# GIVEN REQUEST
Copy every line of the data below word for word, leaving out the pictures.

# Extracted data entries

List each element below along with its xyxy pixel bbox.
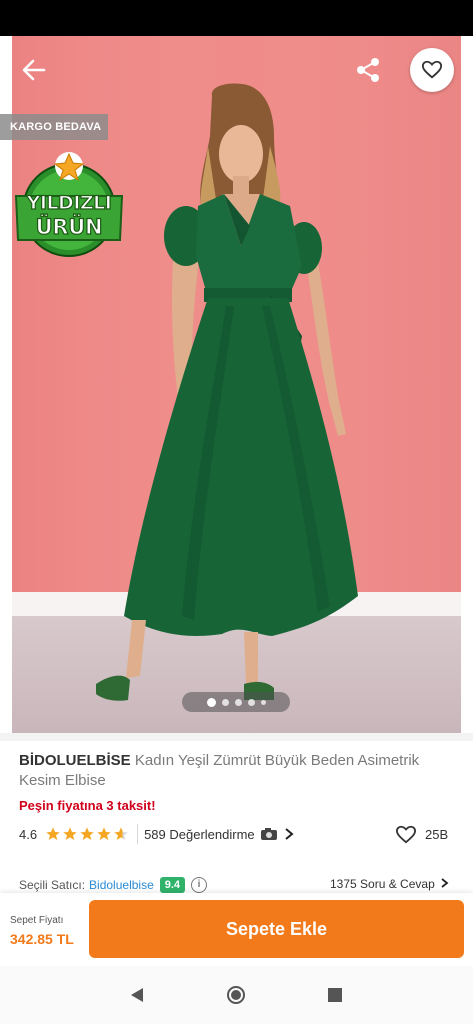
add-to-cart-button[interactable]: Sepete Ekle [89, 900, 464, 958]
back-button[interactable] [18, 54, 50, 86]
seller-score-badge: 9.4 [159, 877, 186, 893]
qa-count: 1375 Soru & Cevap [330, 877, 435, 891]
like-count[interactable]: 25B [395, 824, 448, 844]
rating-row: 4.6 589 Değerlendirme [19, 823, 459, 845]
pager-dot[interactable] [206, 697, 216, 707]
half-star-icon [114, 827, 128, 840]
share-button[interactable] [352, 54, 384, 86]
image-pager[interactable] [182, 692, 290, 712]
camera-icon [260, 828, 277, 840]
arrow-left-icon [22, 59, 46, 81]
nav-recents-button[interactable] [325, 985, 345, 1005]
product-photo[interactable] [12, 36, 461, 733]
info-icon[interactable]: i [191, 877, 208, 893]
star-icon [97, 827, 111, 840]
star-product-badge: YILDIZLI ÜRÜN [12, 148, 126, 258]
product-title: BİDOLUELBİSE Kadın Yeşil Zümrüt Büyük Be… [19, 751, 449, 791]
section-divider [0, 733, 473, 741]
chevron-right-icon [441, 878, 449, 888]
status-bar [0, 0, 473, 36]
reviews-count: 589 Değerlendirme [144, 826, 255, 842]
rating-value: 4.6 [19, 826, 38, 842]
cart-bar: Sepet Fiyatı 342.85 TL Sepete Ekle [0, 893, 473, 966]
favorite-button[interactable] [410, 48, 454, 92]
nav-back-button[interactable] [127, 985, 147, 1005]
product-image-gallery[interactable]: KARGO BEDAVA YILDIZLI ÜRÜN [0, 36, 473, 733]
price-value: 342.85 TL [10, 931, 74, 947]
system-nav-bar [0, 966, 473, 1024]
heart-icon [421, 60, 443, 79]
price-label: Sepet Fiyatı [10, 915, 64, 926]
star-icon [80, 827, 94, 840]
triangle-back-icon [131, 988, 143, 1002]
heart-icon [395, 825, 417, 844]
seller-link[interactable]: Bidoluelbise [89, 878, 154, 892]
questions-link[interactable]: 1375 Soru & Cevap [330, 877, 449, 891]
reviews-link[interactable]: 589 Değerlendirme [144, 827, 294, 842]
pager-dot[interactable] [260, 699, 266, 705]
star-icon [46, 827, 60, 840]
seller-label: Seçili Satıcı: [19, 878, 86, 892]
likes-value: 25B [425, 826, 449, 842]
star-icon [63, 827, 77, 840]
rating-stars [45, 826, 129, 842]
nav-home-button[interactable] [226, 985, 246, 1005]
installment-promo: Peşin fiyatına 3 taksit! [19, 798, 156, 813]
free-shipping-badge: KARGO BEDAVA [0, 114, 108, 140]
divider [137, 824, 139, 844]
brand-name[interactable]: BİDOLUELBİSE [19, 752, 131, 769]
share-icon [357, 58, 379, 82]
star-badge-line1: YILDIZLI [26, 191, 112, 214]
square-recents-icon [328, 988, 342, 1002]
pager-dot[interactable] [234, 698, 242, 706]
circle-home-icon [227, 986, 245, 1004]
pager-dot[interactable] [221, 698, 229, 706]
chevron-right-icon [285, 828, 294, 840]
pager-dot[interactable] [247, 698, 255, 706]
star-badge-line2: ÜRÜN [35, 214, 103, 239]
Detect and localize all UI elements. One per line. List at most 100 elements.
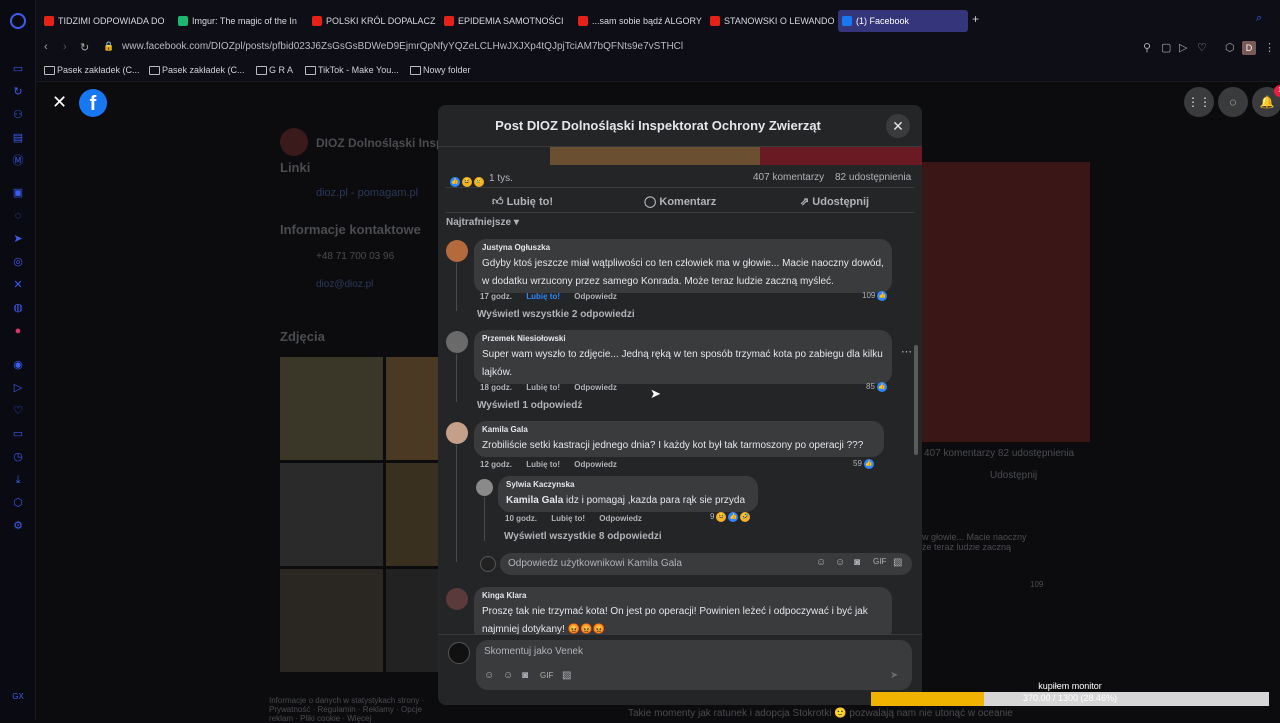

# RESULT OF THIS EXERCISE
List each element below along with its xyxy pixel bbox.
add-to-cart-button[interactable]: Sepete Ekle [89, 900, 464, 958]
back-button[interactable] [18, 54, 50, 86]
seller-score-badge: 9.4 [159, 877, 186, 893]
qa-count: 1375 Soru & Cevap [330, 877, 435, 891]
like-count[interactable]: 25B [395, 824, 448, 844]
rating-row: 4.6 589 Değerlendirme [19, 823, 459, 845]
pager-dot[interactable] [206, 697, 216, 707]
half-star-icon [114, 827, 128, 840]
share-button[interactable] [352, 54, 384, 86]
image-pager[interactable] [182, 692, 290, 712]
camera-icon [260, 828, 277, 840]
arrow-left-icon [22, 59, 46, 81]
nav-recents-button[interactable] [325, 985, 345, 1005]
product-photo[interactable] [12, 36, 461, 733]
info-icon[interactable]: i [191, 877, 208, 893]
star-icon [97, 827, 111, 840]
star-product-badge: YILDIZLI ÜRÜN [12, 148, 126, 258]
product-title: BİDOLUELBİSE Kadın Yeşil Zümrüt Büyük Be… [19, 751, 449, 791]
section-divider [0, 733, 473, 741]
chevron-right-icon [441, 878, 449, 888]
status-bar [0, 0, 473, 36]
reviews-count: 589 Değerlendirme [144, 826, 255, 842]
rating-value: 4.6 [19, 826, 38, 842]
cart-bar: Sepet Fiyatı 342.85 TL Sepete Ekle [0, 893, 473, 966]
favorite-button[interactable] [410, 48, 454, 92]
nav-back-button[interactable] [127, 985, 147, 1005]
product-image-gallery[interactable]: KARGO BEDAVA YILDIZLI ÜRÜN [0, 36, 473, 733]
price-value: 342.85 TL [10, 931, 74, 947]
system-nav-bar [0, 966, 473, 1024]
heart-icon [421, 60, 443, 79]
price-label: Sepet Fiyatı [10, 915, 64, 926]
star-icon [80, 827, 94, 840]
triangle-back-icon [131, 988, 143, 1002]
heart-icon [395, 825, 417, 844]
seller-link[interactable]: Bidoluelbise [89, 878, 154, 892]
questions-link[interactable]: 1375 Soru & Cevap [330, 877, 449, 891]
reviews-link[interactable]: 589 Değerlendirme [144, 827, 294, 842]
pager-dot[interactable] [260, 699, 266, 705]
star-icon [46, 827, 60, 840]
seller-label: Seçili Satıcı: [19, 878, 86, 892]
likes-value: 25B [425, 826, 449, 842]
star-icon [63, 827, 77, 840]
rating-stars [45, 826, 129, 842]
nav-home-button[interactable] [226, 985, 246, 1005]
installment-promo: Peşin fiyatına 3 taksit! [19, 798, 156, 813]
free-shipping-badge: KARGO BEDAVA [0, 114, 108, 140]
divider [137, 824, 139, 844]
brand-name[interactable]: BİDOLUELBİSE [19, 752, 131, 769]
share-icon [357, 58, 379, 82]
star-badge-line1: YILDIZLI [26, 191, 112, 214]
square-recents-icon [328, 988, 342, 1002]
pager-dot[interactable] [234, 698, 242, 706]
circle-home-icon [227, 986, 245, 1004]
pager-dot[interactable] [221, 698, 229, 706]
chevron-right-icon [285, 828, 294, 840]
pager-dot[interactable] [247, 698, 255, 706]
star-badge-line2: ÜRÜN [35, 214, 103, 239]
Detect and localize all UI elements. One per line. List at most 100 elements.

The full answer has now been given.